DIRECTIVE =>
Repeat the material below exactly, line for line.

● ● ● ●

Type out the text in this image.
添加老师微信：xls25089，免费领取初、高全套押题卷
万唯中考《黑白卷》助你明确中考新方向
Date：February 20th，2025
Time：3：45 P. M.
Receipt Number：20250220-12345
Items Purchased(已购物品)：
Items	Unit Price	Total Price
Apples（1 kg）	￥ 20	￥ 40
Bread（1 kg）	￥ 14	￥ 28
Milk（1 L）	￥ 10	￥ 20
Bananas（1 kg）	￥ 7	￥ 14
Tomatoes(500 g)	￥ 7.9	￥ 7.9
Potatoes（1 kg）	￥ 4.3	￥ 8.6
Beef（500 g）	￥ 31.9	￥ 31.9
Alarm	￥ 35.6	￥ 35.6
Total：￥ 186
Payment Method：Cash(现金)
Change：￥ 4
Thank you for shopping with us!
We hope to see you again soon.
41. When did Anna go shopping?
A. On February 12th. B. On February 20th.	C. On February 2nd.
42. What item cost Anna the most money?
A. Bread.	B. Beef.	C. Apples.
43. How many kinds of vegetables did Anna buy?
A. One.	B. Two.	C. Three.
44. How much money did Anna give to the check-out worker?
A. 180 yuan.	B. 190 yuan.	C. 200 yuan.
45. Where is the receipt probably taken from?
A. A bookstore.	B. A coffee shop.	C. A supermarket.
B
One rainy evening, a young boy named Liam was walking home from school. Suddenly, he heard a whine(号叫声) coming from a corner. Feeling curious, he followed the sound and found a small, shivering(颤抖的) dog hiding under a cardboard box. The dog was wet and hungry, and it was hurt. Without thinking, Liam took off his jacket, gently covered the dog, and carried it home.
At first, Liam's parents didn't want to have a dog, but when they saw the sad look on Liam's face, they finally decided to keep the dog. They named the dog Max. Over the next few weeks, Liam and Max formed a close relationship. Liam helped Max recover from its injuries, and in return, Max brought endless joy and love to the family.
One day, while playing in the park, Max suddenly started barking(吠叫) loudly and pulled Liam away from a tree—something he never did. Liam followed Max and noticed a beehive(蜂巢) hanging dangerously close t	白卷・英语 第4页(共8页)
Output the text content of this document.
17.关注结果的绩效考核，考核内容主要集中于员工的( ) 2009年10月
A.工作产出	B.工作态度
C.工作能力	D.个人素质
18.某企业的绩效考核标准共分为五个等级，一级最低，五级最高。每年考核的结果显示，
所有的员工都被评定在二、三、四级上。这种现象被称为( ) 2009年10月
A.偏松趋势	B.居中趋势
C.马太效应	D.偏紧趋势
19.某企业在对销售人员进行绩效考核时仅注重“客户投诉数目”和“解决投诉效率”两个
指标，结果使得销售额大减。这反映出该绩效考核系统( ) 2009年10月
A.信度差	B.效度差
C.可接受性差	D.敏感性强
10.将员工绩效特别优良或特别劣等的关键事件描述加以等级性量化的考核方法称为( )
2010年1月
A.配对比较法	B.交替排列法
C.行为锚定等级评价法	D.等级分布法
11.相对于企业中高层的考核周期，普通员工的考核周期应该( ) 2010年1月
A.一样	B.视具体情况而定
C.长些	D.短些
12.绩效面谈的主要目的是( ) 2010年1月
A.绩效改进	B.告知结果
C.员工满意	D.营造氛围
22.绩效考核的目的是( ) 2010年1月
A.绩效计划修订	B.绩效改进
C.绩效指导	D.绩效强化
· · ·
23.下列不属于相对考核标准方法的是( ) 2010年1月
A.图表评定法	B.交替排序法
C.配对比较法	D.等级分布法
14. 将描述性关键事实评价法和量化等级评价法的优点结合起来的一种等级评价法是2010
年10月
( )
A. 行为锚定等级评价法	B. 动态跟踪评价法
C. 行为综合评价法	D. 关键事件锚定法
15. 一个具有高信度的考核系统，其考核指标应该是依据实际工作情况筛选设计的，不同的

● ● ● ●

COMPLETED EXERCISE =>
Type out the text in this image.
添加老师微信：xls25089，免费领取初、高全套押题卷
万唯中考《黑白卷》助你明确中考新方向
Date：February 20th，2025
Time：3：45 P. M.
Receipt Number：20250220-12345
Items Purchased(已购物品)：
Items	Unit Price	Total Price
Apples（1 kg）	￥ 20	￥ 40
Bread（1 kg）	￥ 14	￥ 28
Milk（1 L）	￥ 10	￥ 20
Bananas（1 kg）	￥ 7	￥ 14
Tomatoes(500 g)	￥ 7.9	￥ 7.9
Potatoes（1 kg）	￥ 4.3	￥ 8.6
Beef（500 g）	￥ 31.9	￥ 31.9
Alarm	￥ 35.6	￥ 35.6
Total：￥ 186
Payment Method：Cash(现金)
Change：￥ 4
Thank you for shopping with us!
We hope to see you again soon.
41. When did Anna go shopping?
A. On February 12th. B. On February 20th.	C. On February 2nd.
42. What item cost Anna the most money?
A. Bread.	B. Beef.	C. Apples.
43. How many kinds of vegetables did Anna buy?
A. One.	B. Two.	C. Three.
44. How much money did Anna give to the check-out worker?
A. 180 yuan.	B. 190 yuan.	C. 200 yuan.
45. Where is the receipt probably taken from?
A. A bookstore.	B. A coffee shop.	C. A supermarket.
B
One rainy evening, a young boy named Liam was walking home from school. Suddenly, he heard a whine(号叫声) coming from a corner. Feeling curious, he followed the sound and found a small, shivering(颤抖的) dog hiding under a cardboard box. The dog was wet and hungry, and it was hurt. Without thinking, Liam took off his jacket, gently covered the dog, and carried it home.
At first, Liam's parents didn't want to have a dog, but when they saw the sad look on Liam's face, they finally decided to keep the dog. They named the dog Max. Over the next few weeks, Liam and Max formed a close relationship. Liam helped Max recover from its injuries, and in return, Max brought endless joy and love to the family.
One day, while playing in the park, Max suddenly started barking(吠叫) loudly and pulled Liam away from a tree—something he never did. Liam followed Max and noticed a beehive(蜂巢) hanging dangerously close t	白卷・英语 第4页(共8页)
Output the text content of this document.
17.关注结果的绩效考核，考核内容主要集中于员工的( ) 2009年10月
A.工作产出	B.工作态度
C.工作能力	D.个人素质
18.某企业的绩效考核标准共分为五个等级，一级最低，五级最高。每年考核的结果显示，
所有的员工都被评定在二、三、四级上。这种现象被称为( ) 2009年10月
A.偏松趋势	B.居中趋势
C.马太效应	D.偏紧趋势
19.某企业在对销售人员进行绩效考核时仅注重“客户投诉数目”和“解决投诉效率”两个
指标，结果使得销售额大减。这反映出该绩效考核系统( ) 2009年10月
A.信度差	B.效度差
C.可接受性差	D.敏感性强
10.将员工绩效特别优良或特别劣等的关键事件描述加以等级性量化的考核方法称为( )
2010年1月
A.配对比较法	B.交替排列法
C.行为锚定等级评价法	D.等级分布法
11.相对于企业中高层的考核周期，普通员工的考核周期应该( ) 2010年1月
A.一样	B.视具体情况而定
C.长些	D.短些
12.绩效面谈的主要目的是( ) 2010年1月
A.绩效改进	B.告知结果
C.员工满意	D.营造氛围
22.绩效考核的目的是( ) 2010年1月
A.绩效计划修订	B.绩效改进
C.绩效指导	D.绩效强化
· · ·
23.下列不属于相对考核标准方法的是( ) 2010年1月
A.图表评定法	B.交替排序法
C.配对比较法	D.等级分布法
14. 将描述性关键事实评价法和量化等级评价法的优点结合起来的一种等级评价法是2010
年10月
( )
A. 行为锚定等级评价法	B. 动态跟踪评价法
C. 行为综合评价法	D. 关键事件锚定法
15. 一个具有高信度的考核系统，其考核指标应该是依据实际工作情况筛选设计的，不同的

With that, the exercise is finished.